_REQUIRED WORK_
Rewrite the part of the text on Django accessibility between "Fourth, be honest" and "sector in the EU.", inclusive, and substitute "open" for every occurrence of "transparent".

_GIVEN TEXT_

▬▬▬▬▬▬

Third, if you're building a CMS-driven site, consider Wagtail. Their VPAT shows they've done the work. You still have to build accessible templates, but the admin interface won't be a barrier.
Fourth, be honest about what Django doesn't do. The framework team is transparent about known issues . Your project should be transparent too. If there are gaps, document them. That's what the Wagtail VPAT does. It lists specific GitHub issues for each partial support item.
Fifth, if you're using third-party packages, check whether they've done any accessibility work. The django-contact-us changelog shows they fixed a label attribute issue . That's the kind of detail that matters. If a package hasn't fixed basic form labeling, it's probably not accessible.
The European Accessibility Act complication
The Django accessibility statement mentions the European Accessibility Act specifically . Starting June 2025, accessibility is a legal requirement for large parts of the private sector in the EU.
If you're building sites for European clients, you need to know what this means. The Act references EN 301 549, which is essentially WCAG 2.1 AA with some additional requirements. Django's commitment to WCAG 2.2 AA covers that, but again, only for the framework itself. Your code is your responsibility.
The statement also mentions ATAG, the Authoring Tool Accessibility Guidelines . This matters if you're building tools that let users create content. The Django admin is an authoring tool. So is Wagtail. ATAG compliance means the tools themselves are accessible and they encourage accessible content creation.

▬▬▬▬▬▬

_Stored data_
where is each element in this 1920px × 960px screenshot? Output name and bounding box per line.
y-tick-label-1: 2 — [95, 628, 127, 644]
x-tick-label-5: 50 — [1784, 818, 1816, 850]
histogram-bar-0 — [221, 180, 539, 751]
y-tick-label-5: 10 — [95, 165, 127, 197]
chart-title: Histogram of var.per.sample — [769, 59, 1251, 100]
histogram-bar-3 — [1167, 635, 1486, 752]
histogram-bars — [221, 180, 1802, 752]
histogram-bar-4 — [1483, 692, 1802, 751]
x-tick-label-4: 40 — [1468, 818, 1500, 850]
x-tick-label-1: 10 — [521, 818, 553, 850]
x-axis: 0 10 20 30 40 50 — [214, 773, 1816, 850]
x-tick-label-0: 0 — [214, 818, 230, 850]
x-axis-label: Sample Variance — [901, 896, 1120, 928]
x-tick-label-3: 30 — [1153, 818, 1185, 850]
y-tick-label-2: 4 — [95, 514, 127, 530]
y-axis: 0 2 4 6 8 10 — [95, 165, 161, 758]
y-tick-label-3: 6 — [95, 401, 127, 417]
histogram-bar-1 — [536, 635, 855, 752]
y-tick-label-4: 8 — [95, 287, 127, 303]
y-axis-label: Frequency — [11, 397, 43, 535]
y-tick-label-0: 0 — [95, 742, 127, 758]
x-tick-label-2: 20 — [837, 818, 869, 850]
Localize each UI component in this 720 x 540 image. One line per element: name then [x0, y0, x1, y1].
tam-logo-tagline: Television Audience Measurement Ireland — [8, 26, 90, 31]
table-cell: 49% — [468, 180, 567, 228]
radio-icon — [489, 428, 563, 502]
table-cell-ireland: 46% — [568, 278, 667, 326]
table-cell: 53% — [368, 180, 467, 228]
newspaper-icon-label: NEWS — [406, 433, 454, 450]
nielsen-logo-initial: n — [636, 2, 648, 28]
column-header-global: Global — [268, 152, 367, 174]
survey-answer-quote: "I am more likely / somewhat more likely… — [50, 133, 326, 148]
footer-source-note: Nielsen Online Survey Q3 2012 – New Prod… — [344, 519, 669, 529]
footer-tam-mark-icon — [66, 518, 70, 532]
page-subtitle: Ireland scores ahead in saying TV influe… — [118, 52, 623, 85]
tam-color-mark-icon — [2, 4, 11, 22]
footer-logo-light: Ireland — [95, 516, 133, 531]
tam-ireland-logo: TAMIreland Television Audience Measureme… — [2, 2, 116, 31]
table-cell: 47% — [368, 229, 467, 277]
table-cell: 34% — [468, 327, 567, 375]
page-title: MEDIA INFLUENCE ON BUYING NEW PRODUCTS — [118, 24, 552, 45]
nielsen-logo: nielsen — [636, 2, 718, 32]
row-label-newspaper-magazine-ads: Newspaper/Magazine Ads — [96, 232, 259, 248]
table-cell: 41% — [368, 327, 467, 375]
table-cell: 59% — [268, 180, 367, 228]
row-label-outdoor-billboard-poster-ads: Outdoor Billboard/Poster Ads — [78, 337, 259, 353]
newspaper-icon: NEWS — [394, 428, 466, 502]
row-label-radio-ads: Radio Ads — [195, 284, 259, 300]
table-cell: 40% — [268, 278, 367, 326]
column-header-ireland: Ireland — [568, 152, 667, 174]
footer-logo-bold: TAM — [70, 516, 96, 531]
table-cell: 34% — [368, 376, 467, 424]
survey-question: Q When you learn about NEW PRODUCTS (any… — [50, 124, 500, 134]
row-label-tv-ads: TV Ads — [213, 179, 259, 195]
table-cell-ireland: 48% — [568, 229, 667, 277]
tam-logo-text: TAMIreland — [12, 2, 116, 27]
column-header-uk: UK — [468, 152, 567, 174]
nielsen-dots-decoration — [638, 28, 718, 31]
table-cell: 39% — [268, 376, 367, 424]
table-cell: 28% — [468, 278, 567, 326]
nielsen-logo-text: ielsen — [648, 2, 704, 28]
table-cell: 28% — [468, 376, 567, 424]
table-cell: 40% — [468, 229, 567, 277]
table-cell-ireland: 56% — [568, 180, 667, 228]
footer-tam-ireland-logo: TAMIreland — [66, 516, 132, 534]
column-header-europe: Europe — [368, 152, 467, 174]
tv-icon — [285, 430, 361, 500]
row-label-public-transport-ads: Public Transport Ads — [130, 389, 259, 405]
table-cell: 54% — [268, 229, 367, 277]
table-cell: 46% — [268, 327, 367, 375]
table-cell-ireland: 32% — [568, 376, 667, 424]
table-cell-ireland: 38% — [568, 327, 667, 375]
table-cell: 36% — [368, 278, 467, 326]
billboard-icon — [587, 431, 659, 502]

▬▬▬▬▬▬

_ANSWER FOR THE TASK_
Fourth, be honest about what Django doesn't do. The framework team is open about known issues . Your project should be open too. If there are gaps, document them. That's what the Wagtail VPAT does. It lists specific GitHub issues for each partial support item.
Fifth, if you're using third-party packages, check whether they've done any accessibility work. The django-contact-us changelog shows they fixed a label attribute issue . That's the kind of detail that matters. If a package hasn't fixed basic form labeling, it's probably not accessible.
The European Accessibility Act complication
The Django accessibility statement mentions the European Accessibility Act specifically . Starting June 2025, accessibility is a legal requirement for large parts of the private sector in the EU.